──────── Exercise inputs ────────

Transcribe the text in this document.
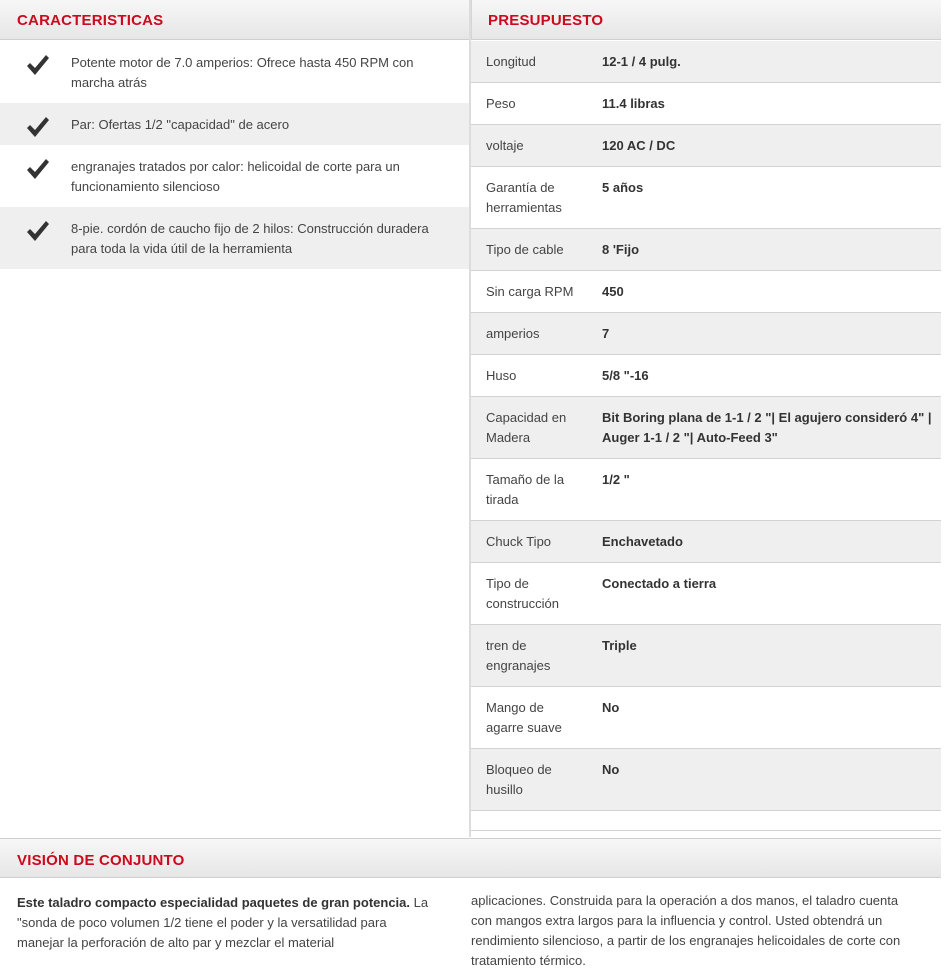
CARACTERISTICAS	PRESUPUESTO
Potente motor de 7.0 amperios: Ofrece hasta 450 RPM con marcha atrás
Par: Ofertas 1/2 "capacidad" de acero
engranajes tratados por calor: helicoidal de corte para un funcionamiento silencioso
8-pie. cordón de caucho fijo de 2 hilos: Construcción duradera para toda la vida útil de la herramienta
Longitud	12-1 / 4 pulg.
Peso	11.4 libras
voltaje	120 AC / DC
Garantía de herramientas	5 años
Tipo de cable	8 'Fijo
Sin carga RPM	450
amperios	7
Huso	5/8 "-16
Capacidad en Madera	Bit Boring plana de 1-1 / 2 "| El agujero consideró 4" | Auger 1-1 / 2 "| Auto-Feed 3"
Tamaño de la tirada	1/2 "
Chuck Tipo	Enchavetado
Tipo de construcción	Conectado a tierra
tren de engranajes	Triple
Mango de agarre suave	No
Bloqueo de husillo	No

VISIÓN DE CONJUNTO
Este taladro compacto especialidad paquetes de gran potencia. La "sonda de poco volumen 1/2 tiene el poder y la versatilidad para manejar la perforación de alto par y mezclar el material
aplicaciones. Construida para la operación a dos manos, el taladro cuenta con mangos extra largos para la influencia y control. Usted obtendrá un rendimiento silencioso, a partir de los engranajes helicoidales de corte con tratamiento térmico.
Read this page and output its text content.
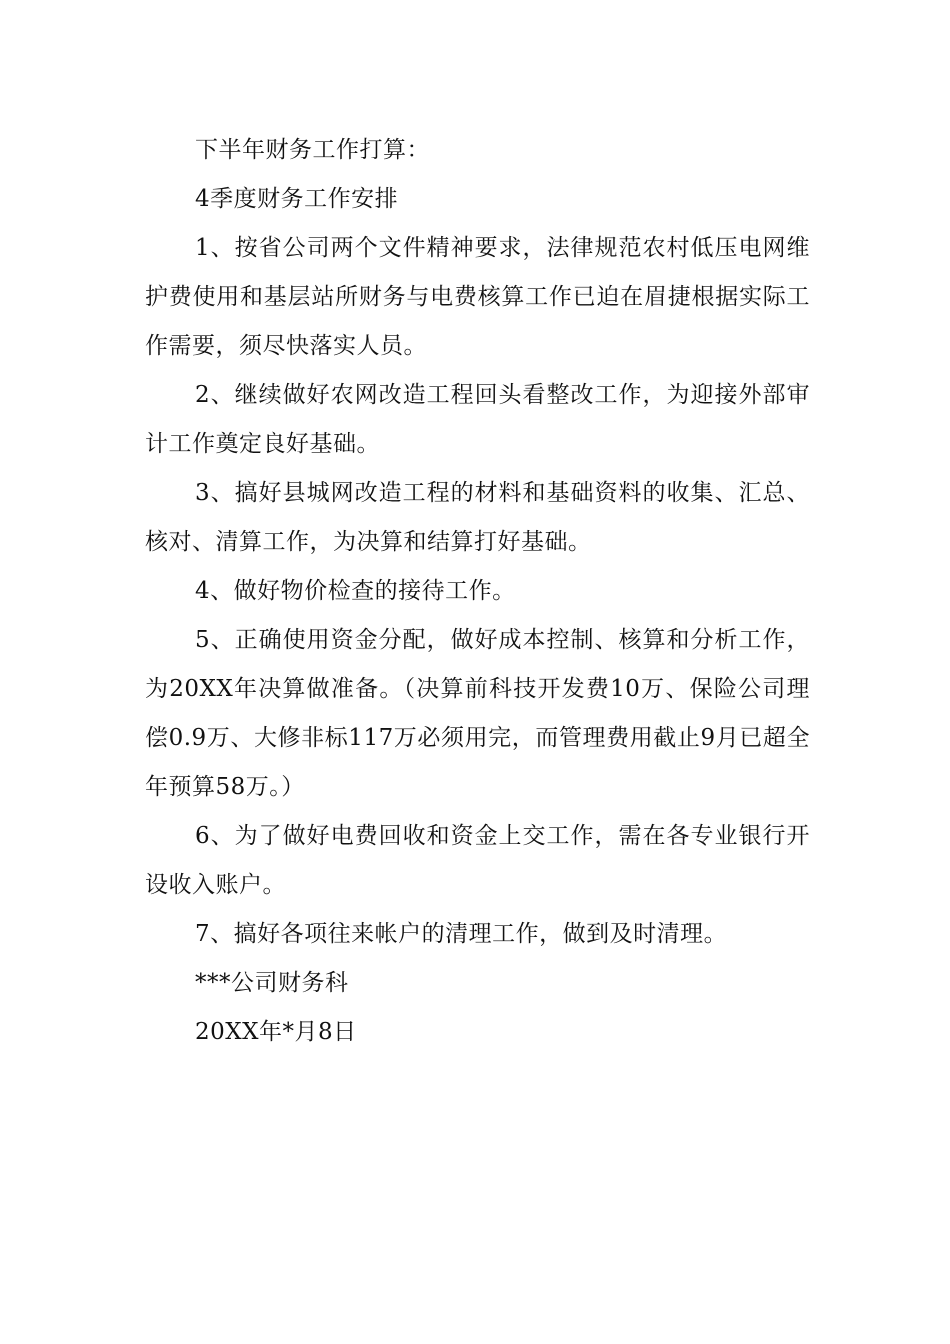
下半年财务工作打算：

4季度财务工作安排

1、按省公司两个文件精神要求，法律规范农村低压电网维护费使用和基层站所财务与电费核算工作已迫在眉捷根据实际工作需要，须尽快落实人员。

2、继续做好农网改造工程回头看整改工作，为迎接外部审计工作奠定良好基础。

3、搞好县城网改造工程的材料和基础资料的收集、汇总、核对、清算工作，为决算和结算打好基础。

4、做好物价检查的接待工作。

5、正确使用资金分配，做好成本控制、核算和分析工作，为20XX年决算做准备。（决算前科技开发费10万、保险公司理偿0.9万、大修非标117万必须用完，而管理费用截止9月已超全年预算58万。）

6、为了做好电费回收和资金上交工作，需在各专业银行开设收入账户。

7、搞好各项往来帐户的清理工作，做到及时清理。

***公司财务科

20XX年*月8日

────────

Directions for this task: Each line from the one that contains "Read this page and output its text content." through the end of the records should be restated exactly; include both end lines and leave any pictures out.

Solution below:
Read this page and output its text content.
下半年财务工作打算：

4季度财务工作安排

1、按省公司两个文件精神要求，法律规范农村低压电网维护费使用和基层站所财务与电费核算工作已迫在眉捷根据实际工作需要，须尽快落实人员。

2、继续做好农网改造工程回头看整改工作，为迎接外部审计工作奠定良好基础。

3、搞好县城网改造工程的材料和基础资料的收集、汇总、核对、清算工作，为决算和结算打好基础。

4、做好物价检查的接待工作。

5、正确使用资金分配，做好成本控制、核算和分析工作，为20XX年决算做准备。（决算前科技开发费10万、保险公司理偿0.9万、大修非标117万必须用完，而管理费用截止9月已超全年预算58万。）

6、为了做好电费回收和资金上交工作，需在各专业银行开设收入账户。

7、搞好各项往来帐户的清理工作，做到及时清理。

***公司财务科

20XX年*月8日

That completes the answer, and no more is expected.